**Stored entries:**
********

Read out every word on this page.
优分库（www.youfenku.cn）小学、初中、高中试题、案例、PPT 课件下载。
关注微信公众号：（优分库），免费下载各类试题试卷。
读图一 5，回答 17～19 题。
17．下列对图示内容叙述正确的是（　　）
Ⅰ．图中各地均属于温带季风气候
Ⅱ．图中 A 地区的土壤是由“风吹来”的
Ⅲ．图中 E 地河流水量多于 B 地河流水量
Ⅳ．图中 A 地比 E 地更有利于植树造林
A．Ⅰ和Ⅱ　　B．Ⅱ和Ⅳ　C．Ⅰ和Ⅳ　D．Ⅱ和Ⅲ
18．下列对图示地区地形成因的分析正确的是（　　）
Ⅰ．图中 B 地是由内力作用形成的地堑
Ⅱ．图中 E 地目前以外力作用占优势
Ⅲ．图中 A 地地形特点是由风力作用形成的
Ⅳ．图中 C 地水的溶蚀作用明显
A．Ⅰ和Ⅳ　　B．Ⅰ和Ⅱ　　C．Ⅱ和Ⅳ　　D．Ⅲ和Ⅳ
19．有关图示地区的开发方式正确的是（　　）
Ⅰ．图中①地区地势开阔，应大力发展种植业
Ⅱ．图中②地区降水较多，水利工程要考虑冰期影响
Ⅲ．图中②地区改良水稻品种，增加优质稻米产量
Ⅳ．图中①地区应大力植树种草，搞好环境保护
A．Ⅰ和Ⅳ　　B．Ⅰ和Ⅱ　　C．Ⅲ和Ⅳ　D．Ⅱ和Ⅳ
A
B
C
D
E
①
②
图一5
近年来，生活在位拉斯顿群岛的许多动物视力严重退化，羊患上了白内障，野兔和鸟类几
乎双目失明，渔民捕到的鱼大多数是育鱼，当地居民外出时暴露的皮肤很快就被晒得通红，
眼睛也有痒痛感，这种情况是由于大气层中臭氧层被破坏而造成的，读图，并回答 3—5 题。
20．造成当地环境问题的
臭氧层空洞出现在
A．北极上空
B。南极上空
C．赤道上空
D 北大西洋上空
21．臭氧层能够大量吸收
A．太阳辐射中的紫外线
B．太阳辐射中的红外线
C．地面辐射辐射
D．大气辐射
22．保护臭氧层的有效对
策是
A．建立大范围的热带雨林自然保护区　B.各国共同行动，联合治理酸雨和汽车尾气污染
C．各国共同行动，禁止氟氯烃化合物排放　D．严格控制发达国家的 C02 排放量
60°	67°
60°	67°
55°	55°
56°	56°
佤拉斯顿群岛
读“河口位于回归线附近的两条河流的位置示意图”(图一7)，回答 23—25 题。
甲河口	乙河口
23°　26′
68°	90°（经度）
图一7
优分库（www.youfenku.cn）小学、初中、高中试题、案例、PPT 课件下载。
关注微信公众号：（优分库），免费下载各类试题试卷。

********

**Task details:**
Reproduce each entry from the records above, character for character.

**The completed task:**
Read out every word on this page.
优分库（www.youfenku.cn）小学、初中、高中试题、案例、PPT 课件下载。
关注微信公众号：（优分库），免费下载各类试题试卷。
读图一 5，回答 17～19 题。
17．下列对图示内容叙述正确的是（　　）
Ⅰ．图中各地均属于温带季风气候
Ⅱ．图中 A 地区的土壤是由“风吹来”的
Ⅲ．图中 E 地河流水量多于 B 地河流水量
Ⅳ．图中 A 地比 E 地更有利于植树造林
A．Ⅰ和Ⅱ　　B．Ⅱ和Ⅳ　C．Ⅰ和Ⅳ　D．Ⅱ和Ⅲ
18．下列对图示地区地形成因的分析正确的是（　　）
Ⅰ．图中 B 地是由内力作用形成的地堑
Ⅱ．图中 E 地目前以外力作用占优势
Ⅲ．图中 A 地地形特点是由风力作用形成的
Ⅳ．图中 C 地水的溶蚀作用明显
A．Ⅰ和Ⅳ　　B．Ⅰ和Ⅱ　　C．Ⅱ和Ⅳ　　D．Ⅲ和Ⅳ
19．有关图示地区的开发方式正确的是（　　）
Ⅰ．图中①地区地势开阔，应大力发展种植业
Ⅱ．图中②地区降水较多，水利工程要考虑冰期影响
Ⅲ．图中②地区改良水稻品种，增加优质稻米产量
Ⅳ．图中①地区应大力植树种草，搞好环境保护
A．Ⅰ和Ⅳ　　B．Ⅰ和Ⅱ　　C．Ⅲ和Ⅳ　D．Ⅱ和Ⅳ
A
B
C
D
E
①
②
图一5
近年来，生活在位拉斯顿群岛的许多动物视力严重退化，羊患上了白内障，野兔和鸟类几
乎双目失明，渔民捕到的鱼大多数是育鱼，当地居民外出时暴露的皮肤很快就被晒得通红，
眼睛也有痒痛感，这种情况是由于大气层中臭氧层被破坏而造成的，读图，并回答 3—5 题。
20．造成当地环境问题的
臭氧层空洞出现在
A．北极上空
B。南极上空
C．赤道上空
D 北大西洋上空
21．臭氧层能够大量吸收
A．太阳辐射中的紫外线
B．太阳辐射中的红外线
C．地面辐射辐射
D．大气辐射
22．保护臭氧层的有效对
策是
A．建立大范围的热带雨林自然保护区　B.各国共同行动，联合治理酸雨和汽车尾气污染
C．各国共同行动，禁止氟氯烃化合物排放　D．严格控制发达国家的 C02 排放量
60°	67°
60°	67°
55°	55°
56°	56°
佤拉斯顿群岛
读“河口位于回归线附近的两条河流的位置示意图”(图一7)，回答 23—25 题。
甲河口	乙河口
23°　26′
68°	90°（经度）
图一7
优分库（www.youfenku.cn）小学、初中、高中试题、案例、PPT 课件下载。
关注微信公众号：（优分库），免费下载各类试题试卷。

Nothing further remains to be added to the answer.